[Stored data entries]

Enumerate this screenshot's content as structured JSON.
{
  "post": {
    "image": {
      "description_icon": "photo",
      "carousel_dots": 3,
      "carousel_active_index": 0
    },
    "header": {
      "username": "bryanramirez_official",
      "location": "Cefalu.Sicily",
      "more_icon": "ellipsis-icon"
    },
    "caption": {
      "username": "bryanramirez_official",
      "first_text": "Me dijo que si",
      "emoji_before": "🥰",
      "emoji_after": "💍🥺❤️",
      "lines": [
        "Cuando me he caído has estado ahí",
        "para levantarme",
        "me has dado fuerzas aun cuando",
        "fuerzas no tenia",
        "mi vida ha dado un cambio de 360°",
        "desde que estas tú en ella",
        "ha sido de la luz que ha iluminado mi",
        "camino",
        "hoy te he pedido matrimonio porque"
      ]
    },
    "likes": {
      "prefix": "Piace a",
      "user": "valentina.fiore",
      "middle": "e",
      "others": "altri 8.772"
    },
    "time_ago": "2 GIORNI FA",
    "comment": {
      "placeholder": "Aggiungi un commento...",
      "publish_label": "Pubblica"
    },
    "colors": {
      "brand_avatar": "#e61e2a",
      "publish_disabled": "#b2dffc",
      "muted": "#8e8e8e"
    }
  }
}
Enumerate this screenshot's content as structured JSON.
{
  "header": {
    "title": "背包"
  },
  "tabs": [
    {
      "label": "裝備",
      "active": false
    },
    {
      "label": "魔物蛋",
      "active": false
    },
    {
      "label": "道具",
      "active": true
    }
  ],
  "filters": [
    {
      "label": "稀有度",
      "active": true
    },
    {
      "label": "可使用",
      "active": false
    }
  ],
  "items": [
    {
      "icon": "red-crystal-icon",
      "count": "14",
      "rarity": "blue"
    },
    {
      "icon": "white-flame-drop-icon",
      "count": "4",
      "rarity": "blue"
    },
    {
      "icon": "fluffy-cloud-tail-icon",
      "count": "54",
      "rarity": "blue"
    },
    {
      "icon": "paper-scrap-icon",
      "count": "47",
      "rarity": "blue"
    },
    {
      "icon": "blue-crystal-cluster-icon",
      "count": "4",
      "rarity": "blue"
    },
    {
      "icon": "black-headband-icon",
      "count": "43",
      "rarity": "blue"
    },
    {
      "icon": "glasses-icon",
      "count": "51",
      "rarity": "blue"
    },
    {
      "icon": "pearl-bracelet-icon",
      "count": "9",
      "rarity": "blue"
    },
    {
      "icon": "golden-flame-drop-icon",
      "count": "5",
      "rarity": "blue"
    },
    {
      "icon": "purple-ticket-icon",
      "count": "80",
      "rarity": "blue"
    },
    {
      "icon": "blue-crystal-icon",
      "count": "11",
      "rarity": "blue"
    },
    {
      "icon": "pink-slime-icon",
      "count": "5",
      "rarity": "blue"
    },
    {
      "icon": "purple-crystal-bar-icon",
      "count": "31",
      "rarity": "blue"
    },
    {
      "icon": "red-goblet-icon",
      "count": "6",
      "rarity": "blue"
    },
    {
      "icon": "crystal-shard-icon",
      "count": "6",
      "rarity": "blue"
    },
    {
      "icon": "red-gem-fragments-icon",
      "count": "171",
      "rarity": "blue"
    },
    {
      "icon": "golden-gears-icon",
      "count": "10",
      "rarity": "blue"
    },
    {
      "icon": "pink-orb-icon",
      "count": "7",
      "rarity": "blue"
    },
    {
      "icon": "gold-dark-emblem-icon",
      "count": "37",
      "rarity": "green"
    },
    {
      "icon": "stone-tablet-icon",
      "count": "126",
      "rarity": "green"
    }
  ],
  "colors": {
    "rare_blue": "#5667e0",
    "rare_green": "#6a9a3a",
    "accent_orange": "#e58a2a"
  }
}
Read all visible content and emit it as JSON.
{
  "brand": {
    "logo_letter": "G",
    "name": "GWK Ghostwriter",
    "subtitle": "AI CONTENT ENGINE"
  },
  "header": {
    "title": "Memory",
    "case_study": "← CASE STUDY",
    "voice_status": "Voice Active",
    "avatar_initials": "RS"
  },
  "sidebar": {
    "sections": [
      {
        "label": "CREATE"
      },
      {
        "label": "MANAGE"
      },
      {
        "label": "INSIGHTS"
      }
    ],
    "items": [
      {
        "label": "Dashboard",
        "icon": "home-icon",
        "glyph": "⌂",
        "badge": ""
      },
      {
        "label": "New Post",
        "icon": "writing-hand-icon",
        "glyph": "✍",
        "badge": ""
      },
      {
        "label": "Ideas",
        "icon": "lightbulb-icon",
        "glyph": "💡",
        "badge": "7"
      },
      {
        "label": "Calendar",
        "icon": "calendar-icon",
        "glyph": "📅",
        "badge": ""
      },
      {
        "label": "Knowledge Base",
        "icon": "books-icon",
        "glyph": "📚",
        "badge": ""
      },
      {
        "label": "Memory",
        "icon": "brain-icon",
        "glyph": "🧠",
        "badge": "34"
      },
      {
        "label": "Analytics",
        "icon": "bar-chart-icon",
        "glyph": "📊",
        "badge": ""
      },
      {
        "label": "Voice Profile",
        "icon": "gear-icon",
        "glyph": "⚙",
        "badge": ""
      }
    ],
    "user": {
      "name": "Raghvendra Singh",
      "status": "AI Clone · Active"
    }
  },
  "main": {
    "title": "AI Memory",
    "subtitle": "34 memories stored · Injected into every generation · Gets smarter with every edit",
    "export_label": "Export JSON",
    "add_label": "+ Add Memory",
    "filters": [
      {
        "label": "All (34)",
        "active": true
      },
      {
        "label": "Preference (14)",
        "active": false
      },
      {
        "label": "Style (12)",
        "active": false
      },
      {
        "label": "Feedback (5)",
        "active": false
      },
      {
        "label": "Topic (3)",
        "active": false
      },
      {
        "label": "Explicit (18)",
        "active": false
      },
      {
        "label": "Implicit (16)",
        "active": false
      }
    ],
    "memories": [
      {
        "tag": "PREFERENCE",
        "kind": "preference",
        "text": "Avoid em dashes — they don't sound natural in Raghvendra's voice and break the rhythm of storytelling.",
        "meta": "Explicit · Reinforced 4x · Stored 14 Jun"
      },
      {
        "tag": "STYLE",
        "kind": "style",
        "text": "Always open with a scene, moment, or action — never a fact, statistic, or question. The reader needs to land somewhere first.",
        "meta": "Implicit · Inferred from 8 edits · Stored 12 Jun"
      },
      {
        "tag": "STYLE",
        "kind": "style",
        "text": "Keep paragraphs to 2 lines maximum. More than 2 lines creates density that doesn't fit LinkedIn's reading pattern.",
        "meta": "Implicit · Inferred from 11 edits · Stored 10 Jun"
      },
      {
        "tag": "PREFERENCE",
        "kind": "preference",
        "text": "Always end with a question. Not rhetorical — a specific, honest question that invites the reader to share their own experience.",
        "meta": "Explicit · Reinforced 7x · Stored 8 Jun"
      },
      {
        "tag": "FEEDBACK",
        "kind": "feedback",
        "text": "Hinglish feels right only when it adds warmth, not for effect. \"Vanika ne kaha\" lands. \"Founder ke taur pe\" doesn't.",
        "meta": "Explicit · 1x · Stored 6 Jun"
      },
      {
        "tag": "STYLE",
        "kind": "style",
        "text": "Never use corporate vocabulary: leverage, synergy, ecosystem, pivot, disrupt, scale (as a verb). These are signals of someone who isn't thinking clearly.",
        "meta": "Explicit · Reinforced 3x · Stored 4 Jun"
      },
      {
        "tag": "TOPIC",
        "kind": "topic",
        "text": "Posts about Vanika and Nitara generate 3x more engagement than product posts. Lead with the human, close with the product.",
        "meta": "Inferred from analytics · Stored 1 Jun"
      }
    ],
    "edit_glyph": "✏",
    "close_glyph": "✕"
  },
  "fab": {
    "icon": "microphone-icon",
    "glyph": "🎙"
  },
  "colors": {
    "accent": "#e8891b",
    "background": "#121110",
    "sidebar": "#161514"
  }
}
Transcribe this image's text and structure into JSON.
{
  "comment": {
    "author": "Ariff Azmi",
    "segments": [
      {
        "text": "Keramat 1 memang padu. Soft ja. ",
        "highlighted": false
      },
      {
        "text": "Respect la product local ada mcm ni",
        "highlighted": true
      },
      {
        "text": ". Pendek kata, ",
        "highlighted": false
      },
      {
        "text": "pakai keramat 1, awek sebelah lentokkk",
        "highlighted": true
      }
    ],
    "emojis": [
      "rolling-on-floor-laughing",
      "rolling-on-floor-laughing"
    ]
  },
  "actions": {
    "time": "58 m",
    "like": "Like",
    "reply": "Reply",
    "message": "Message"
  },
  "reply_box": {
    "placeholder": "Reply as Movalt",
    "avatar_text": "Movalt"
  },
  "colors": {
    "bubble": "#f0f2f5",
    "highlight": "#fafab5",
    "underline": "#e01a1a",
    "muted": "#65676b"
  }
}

Requirements
Using the listing above, say how many of its lines contain the string "Explicit", giving nothing but the figure.

Solved problem
5